* Stated goal 1 *
According to the text on dplyr, what does the verb arrange do?

* Text segment *
The principle advantage to the dplyr
approach is
cognitive–that a huge, potentially limitless set of challenges and
statistical tasks…
….are actually special cases of a more general problem.
Let me emphasize this: the reason you make an effort with
dplyr
is that you will eventually come to learn that each
seemingly unique analytics challenge, which begins is actually, a
special case of a more general statistical process.
You used to be verklempt! “gosh, how to proceed with this new challenge, given all the rich complexity inherent herein?!”
Armed with this approach, you instead see patterns and similarities.
Becoming adept at this pattern recognition is the goal of the
tidyverse
approach.
Just to ruin the suspense, our verbs are
filter
(to return a subset of
rows)select
(to return a subset of
columns)arrange
(to sort a table)mutate
(to add a new column)summarize
(to generate a new table,
usually with statistical result)and our one adverb
group_by
(to repeat some analysis
separately by each group)Ok let’s get started. filtering
to begin:
dplyr::filter
We filter
to select cases. We have a
data.frame
with n rows, and we’re actually only interested
in k rows which meet some other condition.
A rich and illustrative graphical example
We need some data—this is the CMAG1 table with all the television ads run in 2020 presidential election.
library(tidyverse)
library(magrittr)
d1 <- "https://github.com/thomasjwood/code_lab/raw/main/data/cmag_2020_codelab.rds" %>%
url %>%
gzcon %>%
readRDS
We can do the all the following
d1 %>%
filter(
sponsor %>%
equals("TRUMP, DONALD")
)
d1 %>%
filter(
sponsor %>%
is_in(
c("BIDEN, JOE",
"AMERICA FIRST ACTION")
)
)
d1 %>%
filter(
est_spending %>%
is_greater_than(10000) &
air_date %>%
is_weakly_greater_than(
"2020-10-01" %>%
as.Date
)
)
Stringing together logical conditions is a hugely powerful technique
which you’ll use often. Imagine, for instance, you want to check the
spots run by President Trump in October or November, or the ads
run by then-Vice President Biden in June or July. You might use a nested
sets of intersection operators &
, or union operators
|
, and ()
to communicate the operators’
logical precedence, as follows:
d1 %>%
filter(
(
sponsor %>%
equals("TRUMP, DONALD") &
month %>%
is_in(
c("Oct",
"Nov")

(Stored data entries)

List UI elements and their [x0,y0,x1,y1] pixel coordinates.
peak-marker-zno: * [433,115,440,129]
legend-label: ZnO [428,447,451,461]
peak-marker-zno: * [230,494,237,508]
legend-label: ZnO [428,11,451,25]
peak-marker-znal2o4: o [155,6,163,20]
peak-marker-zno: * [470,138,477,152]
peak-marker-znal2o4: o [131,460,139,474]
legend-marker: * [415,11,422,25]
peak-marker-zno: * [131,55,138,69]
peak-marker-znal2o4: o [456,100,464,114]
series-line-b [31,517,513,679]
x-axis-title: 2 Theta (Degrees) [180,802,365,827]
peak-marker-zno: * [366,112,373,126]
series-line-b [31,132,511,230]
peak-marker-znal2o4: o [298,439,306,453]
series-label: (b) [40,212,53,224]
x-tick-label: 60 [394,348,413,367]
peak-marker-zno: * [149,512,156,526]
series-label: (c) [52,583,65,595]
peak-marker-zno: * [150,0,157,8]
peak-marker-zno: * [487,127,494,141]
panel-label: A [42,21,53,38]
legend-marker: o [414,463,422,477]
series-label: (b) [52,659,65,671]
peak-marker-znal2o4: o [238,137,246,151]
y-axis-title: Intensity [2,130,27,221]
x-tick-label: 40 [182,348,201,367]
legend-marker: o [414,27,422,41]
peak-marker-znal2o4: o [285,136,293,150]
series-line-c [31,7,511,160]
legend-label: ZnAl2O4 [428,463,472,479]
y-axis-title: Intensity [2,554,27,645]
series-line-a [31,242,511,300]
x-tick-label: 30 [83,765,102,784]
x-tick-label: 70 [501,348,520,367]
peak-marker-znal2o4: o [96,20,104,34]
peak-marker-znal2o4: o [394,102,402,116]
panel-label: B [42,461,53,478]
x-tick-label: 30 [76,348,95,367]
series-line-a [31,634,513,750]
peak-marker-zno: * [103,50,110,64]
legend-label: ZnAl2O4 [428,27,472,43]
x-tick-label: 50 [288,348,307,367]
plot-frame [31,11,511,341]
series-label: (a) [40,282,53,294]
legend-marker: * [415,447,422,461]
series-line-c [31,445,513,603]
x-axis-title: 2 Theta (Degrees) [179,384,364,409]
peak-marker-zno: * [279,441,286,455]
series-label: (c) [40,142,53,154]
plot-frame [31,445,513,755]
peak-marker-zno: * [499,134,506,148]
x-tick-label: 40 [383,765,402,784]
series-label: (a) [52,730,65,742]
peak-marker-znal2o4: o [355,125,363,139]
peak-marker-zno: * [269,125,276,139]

* Stated goal 2 *
Gather every line of the records that contains the string "axis", matching its case exactly.

* Exercise solution 1 *
It sorts a table.

* Exercise solution 2 *
x-axis-title: 2 Theta (Degrees) [180,802,365,827]
y-axis-title: Intensity [2,130,27,221]
y-axis-title: Intensity [2,554,27,645]
x-axis-title: 2 Theta (Degrees) [179,384,364,409]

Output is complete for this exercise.